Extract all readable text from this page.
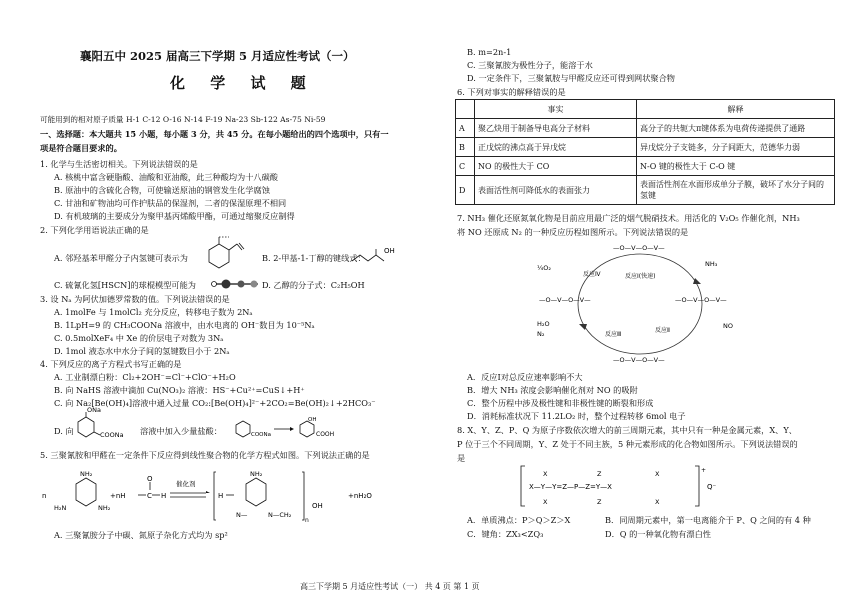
襄阳五中 2025 届高三下学期 5 月适应性考试（一）
化 学 试 题
可能用到的相对原子质量 H-1 C-12 O-16 N-14 F-19 Na-23 Sb-122 As-75 Ni-59
一、选择题：本大题共 15 小题，每小题 3 分，共 45 分。在每小题给出的四个选项中，只有一
项是符合题目要求的。
1. 化学与生活密切相关。下列说法错误的是
A. 核桃中富含硬脂酸、油酸和亚油酸，此三种酸均为十八碳酸
B. 原油中的含硫化合物，可使输送原油的钢管发生化学腐蚀
C. 甘油和矿物油均可作护肤品的保湿剂，二者的保湿原理不相同
D. 有机玻璃的主要成分为聚甲基丙烯酸甲酯，可通过缩聚反应制得
2. 下列化学用语说法正确的是
A. 邻羟基苯甲醛分子内氢键可表示为	B. 2-甲基-1-丁醇的键线式：
OH
C. 硫氰化氢[HSCN]的球棍模型可能为	D. 乙醇的分子式：C₂H₅OH
3. 设 Nₐ 为阿伏加德罗常数的值。下列说法错误的是
A. 1molFe 与 1molCl₂ 充分反应，转移电子数为 2Nₐ
B. 1LpH=9 的 CH₃COONa 溶液中，由水电离的 OH⁻数目为 10⁻⁵Nₐ
C. 0.5molXeF₄ 中 Xe 的价层电子对数为 3Nₐ
D. 1mol 液态水中水分子间的氢键数目小于 2Nₐ
4. 下列反应的离子方程式书写正确的是
A. 工业制漂白粉：Cl₂+2OH⁻=Cl⁻+ClO⁻+H₂O
B. 向 NaHS 溶液中滴加 Cu(NO₃)₂ 溶液：HS⁻+Cu²⁺=CuS↓+H⁺
C. 向 Na₂[Be(OH)₄]溶液中通入过量 CO₂:[Be(OH)₄]²⁻+2CO₂=Be(OH)₂↓+2HCO₃⁻
D. 向
ONa
COONa 溶液中加入少量盐酸：	COONa
OH
COOH
5. 三聚氰胺和甲醛在一定条件下反应得到线性聚合物的化学方程式如图。下列说法正确的是
n
NH₂
H₂N	NH₂
+nH	C H
O
催化剂
H
NH₂
N—	N—CH₂
n
OH
+nH₂O
A. 三聚氰胺分子中碳、氮原子杂化方式均为 sp²
B. m=2n-1
C. 三聚氰胺为极性分子，能溶于水
D. 一定条件下，三聚氰胺与甲醛反应还可得到网状聚合物
6. 下列对事实的解释错误的是
	事实	解释
A	聚乙炔用于制备导电高分子材料	高分子的共轭大π键体系为电荷传递提供了通路
B	正戊烷的沸点高于异戊烷	异戊烷分子支链多，分子间距大，范德华力弱
C	NO 的极性大于 CO	N-O 键的极性大于 C-O 键
D	表面活性剂可降低水的表面张力	表面活性剂在水面形成单分子膜，破坏了水分子间的氢键
7. NH₃ 催化还原氮氧化物是目前应用最广泛的烟气脱硝技术。用活化的 V₂O₅ 作催化剂，NH₃
将 NO 还原成 N₂ 的一种反应历程如图所示。下列说法错误的是
—O—V—O—V—
—O—V—O—V—	—O—V—O—V—
—O—V—O—V—
反应Ⅰ(快速)
反应Ⅱ
反应Ⅲ
反应Ⅳ
NH₃
NO
H₂O
N₂
¼O₂
A．反应Ⅰ对总反应速率影响不大
B．增大 NH₃ 浓度会影响催化剂对 NO 的吸附
C．整个历程中涉及极性键和非极性键的断裂和形成
D．消耗标准状况下 11.2LO₂ 时，整个过程转移 6mol 电子
8. X、Y、Z、P、Q 为原子序数依次增大的前三周期元素，其中只有一种是金属元素，X、Y、
P 位于三个不同周期，Y、Z 处于不同主族，5 种元素形成的化合物如图所示。下列说法错误的
是
X—Y—Y=Z—P—Z=Y—X
X
X
Z
Z
X
X
+
Q⁻
A．单质沸点：P＞Q＞Z＞X	B．同周期元素中，第一电离能介于 P、Q 之间的有 4 种
C．键角：ZX₃<ZQ₃	D．Q 的一种氧化物有漂白性
高三下学期 5 月适应性考试（一） 共 4 页 第 1 页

Task to complete —
Every line above should be returned word for word, with the pictures left behind.

Result for this task —
Extract all readable text from this page.
襄阳五中 2025 届高三下学期 5 月适应性考试（一）
化 学 试 题
可能用到的相对原子质量 H-1 C-12 O-16 N-14 F-19 Na-23 Sb-122 As-75 Ni-59
一、选择题：本大题共 15 小题，每小题 3 分，共 45 分。在每小题给出的四个选项中，只有一
项是符合题目要求的。
1. 化学与生活密切相关。下列说法错误的是
A. 核桃中富含硬脂酸、油酸和亚油酸，此三种酸均为十八碳酸
B. 原油中的含硫化合物，可使输送原油的钢管发生化学腐蚀
C. 甘油和矿物油均可作护肤品的保湿剂，二者的保湿原理不相同
D. 有机玻璃的主要成分为聚甲基丙烯酸甲酯，可通过缩聚反应制得
2. 下列化学用语说法正确的是
A. 邻羟基苯甲醛分子内氢键可表示为	B. 2-甲基-1-丁醇的键线式：
OH
C. 硫氰化氢[HSCN]的球棍模型可能为	D. 乙醇的分子式：C₂H₅OH
3. 设 Nₐ 为阿伏加德罗常数的值。下列说法错误的是
A. 1molFe 与 1molCl₂ 充分反应，转移电子数为 2Nₐ
B. 1LpH=9 的 CH₃COONa 溶液中，由水电离的 OH⁻数目为 10⁻⁵Nₐ
C. 0.5molXeF₄ 中 Xe 的价层电子对数为 3Nₐ
D. 1mol 液态水中水分子间的氢键数目小于 2Nₐ
4. 下列反应的离子方程式书写正确的是
A. 工业制漂白粉：Cl₂+2OH⁻=Cl⁻+ClO⁻+H₂O
B. 向 NaHS 溶液中滴加 Cu(NO₃)₂ 溶液：HS⁻+Cu²⁺=CuS↓+H⁺
C. 向 Na₂[Be(OH)₄]溶液中通入过量 CO₂:[Be(OH)₄]²⁻+2CO₂=Be(OH)₂↓+2HCO₃⁻
D. 向
ONa
COONa 溶液中加入少量盐酸：	COONa
OH
COOH
5. 三聚氰胺和甲醛在一定条件下反应得到线性聚合物的化学方程式如图。下列说法正确的是
n
NH₂
H₂N	NH₂
+nH	C H
O
催化剂
H
NH₂
N—	N—CH₂
n
OH
+nH₂O
A. 三聚氰胺分子中碳、氮原子杂化方式均为 sp²
B. m=2n-1
C. 三聚氰胺为极性分子，能溶于水
D. 一定条件下，三聚氰胺与甲醛反应还可得到网状聚合物
6. 下列对事实的解释错误的是
	事实	解释
A	聚乙炔用于制备导电高分子材料	高分子的共轭大π键体系为电荷传递提供了通路
B	正戊烷的沸点高于异戊烷	异戊烷分子支链多，分子间距大，范德华力弱
C	NO 的极性大于 CO	N-O 键的极性大于 C-O 键
D	表面活性剂可降低水的表面张力	表面活性剂在水面形成单分子膜，破坏了水分子间的氢键
7. NH₃ 催化还原氮氧化物是目前应用最广泛的烟气脱硝技术。用活化的 V₂O₅ 作催化剂，NH₃
将 NO 还原成 N₂ 的一种反应历程如图所示。下列说法错误的是
—O—V—O—V—
—O—V—O—V—	—O—V—O—V—
—O—V—O—V—
反应Ⅰ(快速)
反应Ⅱ
反应Ⅲ
反应Ⅳ
NH₃
NO
H₂O
N₂
¼O₂
A．反应Ⅰ对总反应速率影响不大
B．增大 NH₃ 浓度会影响催化剂对 NO 的吸附
C．整个历程中涉及极性键和非极性键的断裂和形成
D．消耗标准状况下 11.2LO₂ 时，整个过程转移 6mol 电子
8. X、Y、Z、P、Q 为原子序数依次增大的前三周期元素，其中只有一种是金属元素，X、Y、
P 位于三个不同周期，Y、Z 处于不同主族，5 种元素形成的化合物如图所示。下列说法错误的
是
X—Y—Y=Z—P—Z=Y—X
X
X
Z
Z
X
X
+
Q⁻
A．单质沸点：P＞Q＞Z＞X	B．同周期元素中，第一电离能介于 P、Q 之间的有 4 种
C．键角：ZX₃<ZQ₃	D．Q 的一种氧化物有漂白性
高三下学期 5 月适应性考试（一） 共 4 页 第 1 页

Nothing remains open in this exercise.